The European Commission will decide on a coordinated fiscal stimulus worth up to $US 164 billion. The sovereing governments would have flexibility in their enactment of the fiscal stimulus - from a cut in value-added tax rates, increased welfare benefits, or perhaps loan aid. It is a fiscal bill for all sizes - S, M and L.
But the kicker is: a multi-country customs union - like the EU - may pass a stimulus package before the U.S.A. does, in December. From Deutsche Welle: The European Commission plans to unveil a 130 billion euro ($164 billion) stimulus package this week. But countries will have leeway in whether to implement proposed measures such as a cut to value-added tax (VAT) rates.
European countries remain at odds on how to best counter the global financial crisis. In an attempt to bridge the differences of opinion, European Union leaders will put forward a stimulus proposal that gives member countries a set of options for dealing with the crisis, but steers clear of a one-size-fits-all solution.

## RECORD SET
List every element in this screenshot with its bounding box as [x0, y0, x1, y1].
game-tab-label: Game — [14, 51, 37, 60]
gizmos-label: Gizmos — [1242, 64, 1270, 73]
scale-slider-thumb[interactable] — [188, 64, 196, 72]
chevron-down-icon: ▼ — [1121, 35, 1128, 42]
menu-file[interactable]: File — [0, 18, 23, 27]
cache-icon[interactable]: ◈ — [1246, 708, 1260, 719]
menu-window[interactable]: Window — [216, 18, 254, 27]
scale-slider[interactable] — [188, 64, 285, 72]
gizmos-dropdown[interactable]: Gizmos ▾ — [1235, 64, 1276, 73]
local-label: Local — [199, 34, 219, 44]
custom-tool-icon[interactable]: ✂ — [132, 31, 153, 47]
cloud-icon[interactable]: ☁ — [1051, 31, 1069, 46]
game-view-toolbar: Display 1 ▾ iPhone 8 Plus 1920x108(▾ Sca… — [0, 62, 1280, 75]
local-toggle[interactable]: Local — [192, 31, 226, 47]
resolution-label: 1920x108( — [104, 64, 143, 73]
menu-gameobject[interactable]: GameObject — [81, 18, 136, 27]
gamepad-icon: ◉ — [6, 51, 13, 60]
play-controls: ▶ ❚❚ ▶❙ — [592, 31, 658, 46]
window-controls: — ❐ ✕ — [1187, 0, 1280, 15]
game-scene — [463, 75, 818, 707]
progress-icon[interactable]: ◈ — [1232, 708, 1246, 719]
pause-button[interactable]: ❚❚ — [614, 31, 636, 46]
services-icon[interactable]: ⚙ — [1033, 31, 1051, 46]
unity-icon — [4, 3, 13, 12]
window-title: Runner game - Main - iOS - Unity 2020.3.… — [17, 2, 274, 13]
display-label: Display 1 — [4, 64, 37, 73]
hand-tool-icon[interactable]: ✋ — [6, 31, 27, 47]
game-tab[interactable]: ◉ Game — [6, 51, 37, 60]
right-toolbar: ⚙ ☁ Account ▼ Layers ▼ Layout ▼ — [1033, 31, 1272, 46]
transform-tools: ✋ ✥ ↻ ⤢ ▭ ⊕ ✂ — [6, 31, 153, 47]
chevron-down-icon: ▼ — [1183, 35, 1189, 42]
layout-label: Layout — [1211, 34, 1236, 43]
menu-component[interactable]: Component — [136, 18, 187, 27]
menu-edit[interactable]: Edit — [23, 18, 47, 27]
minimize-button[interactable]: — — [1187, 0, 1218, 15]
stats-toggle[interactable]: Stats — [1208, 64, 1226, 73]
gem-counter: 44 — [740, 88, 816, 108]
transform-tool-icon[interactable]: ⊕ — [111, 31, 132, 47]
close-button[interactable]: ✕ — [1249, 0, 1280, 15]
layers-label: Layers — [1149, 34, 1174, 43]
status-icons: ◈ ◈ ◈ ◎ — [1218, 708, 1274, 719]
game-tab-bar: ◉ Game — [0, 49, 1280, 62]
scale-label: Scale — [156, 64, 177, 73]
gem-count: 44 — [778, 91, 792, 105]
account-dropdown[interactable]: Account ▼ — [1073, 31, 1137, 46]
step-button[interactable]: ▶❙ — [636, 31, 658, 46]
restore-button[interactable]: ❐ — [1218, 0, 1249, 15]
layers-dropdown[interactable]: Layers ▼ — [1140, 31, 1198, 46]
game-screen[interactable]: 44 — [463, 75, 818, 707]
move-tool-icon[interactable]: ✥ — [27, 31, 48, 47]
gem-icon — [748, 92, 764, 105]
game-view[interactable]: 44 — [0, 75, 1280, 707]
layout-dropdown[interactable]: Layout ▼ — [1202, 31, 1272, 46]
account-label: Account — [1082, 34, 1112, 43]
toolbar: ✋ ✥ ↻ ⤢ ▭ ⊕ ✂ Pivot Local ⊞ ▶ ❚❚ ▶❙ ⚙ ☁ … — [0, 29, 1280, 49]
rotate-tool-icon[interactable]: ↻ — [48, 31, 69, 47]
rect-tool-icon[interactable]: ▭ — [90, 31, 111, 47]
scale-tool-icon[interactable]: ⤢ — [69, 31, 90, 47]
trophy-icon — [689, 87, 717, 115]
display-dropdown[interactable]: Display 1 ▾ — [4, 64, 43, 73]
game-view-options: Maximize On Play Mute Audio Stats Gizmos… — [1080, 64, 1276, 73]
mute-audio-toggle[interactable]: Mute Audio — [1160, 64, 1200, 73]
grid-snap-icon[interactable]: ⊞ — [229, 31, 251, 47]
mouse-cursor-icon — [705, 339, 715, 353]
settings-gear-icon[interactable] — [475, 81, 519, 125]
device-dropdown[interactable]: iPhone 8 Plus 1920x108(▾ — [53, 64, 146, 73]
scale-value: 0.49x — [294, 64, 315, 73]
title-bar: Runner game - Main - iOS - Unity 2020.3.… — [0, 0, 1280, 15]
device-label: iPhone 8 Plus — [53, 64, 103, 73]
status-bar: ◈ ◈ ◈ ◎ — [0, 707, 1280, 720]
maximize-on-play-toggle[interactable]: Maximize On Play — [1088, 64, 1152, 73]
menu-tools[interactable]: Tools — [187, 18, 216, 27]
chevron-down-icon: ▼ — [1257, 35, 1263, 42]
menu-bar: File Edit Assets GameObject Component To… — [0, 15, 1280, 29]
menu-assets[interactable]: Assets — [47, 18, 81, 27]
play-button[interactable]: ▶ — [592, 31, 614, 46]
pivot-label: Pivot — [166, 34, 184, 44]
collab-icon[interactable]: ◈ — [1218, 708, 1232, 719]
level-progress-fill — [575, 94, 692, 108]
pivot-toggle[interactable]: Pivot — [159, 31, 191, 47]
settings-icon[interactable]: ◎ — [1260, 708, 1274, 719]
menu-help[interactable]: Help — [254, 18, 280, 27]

## INSTRUCTIONS TO FOLLOW
Continue the post on the European Commission's stimulus package with the next few sentences.

## RESULT
Details of the European Commission proposal will be released on Wednesday, Nov. 26. Germany said last week that the stimulus plan could be worth 1 percent of the European Union's gross domestic product (GDP), which would equal 130 billion euros.
The Commission said that the stimulus measures will need to be quick, targeted and temporary. They will be a mix of revenue and spending instruments and will be accompanied by structural reforms, according to a draft viewed by Reuters news agency.
EU wants to coordinate actions
"Tomorrow we propose a coordinated EU fiscal stimulus, we will offer guidance to member states on the kind of measures to adopt," said Economic and Monetary Affairs Commissioner Joaquin Almunia in a speech in Brussels.
The Commission will likely suggest temporary VAT rate cuts, temporary increases in benefits to low-income households and the unemployed as well as temporary extensions of benefit pay-out periods.
It also suggested that governments could offer guarantees and loan subsidies to companies to help them attain credit. The Commission will also propose increasing investments in infrastructure and in key sectors such as cars, construction and green technologies.
While the Commission stopped short of mandating solutions, it wants all fiscal measures to be coordinated at the European level so as to "exploit synergies and avoid negative spillovers," Almunia said.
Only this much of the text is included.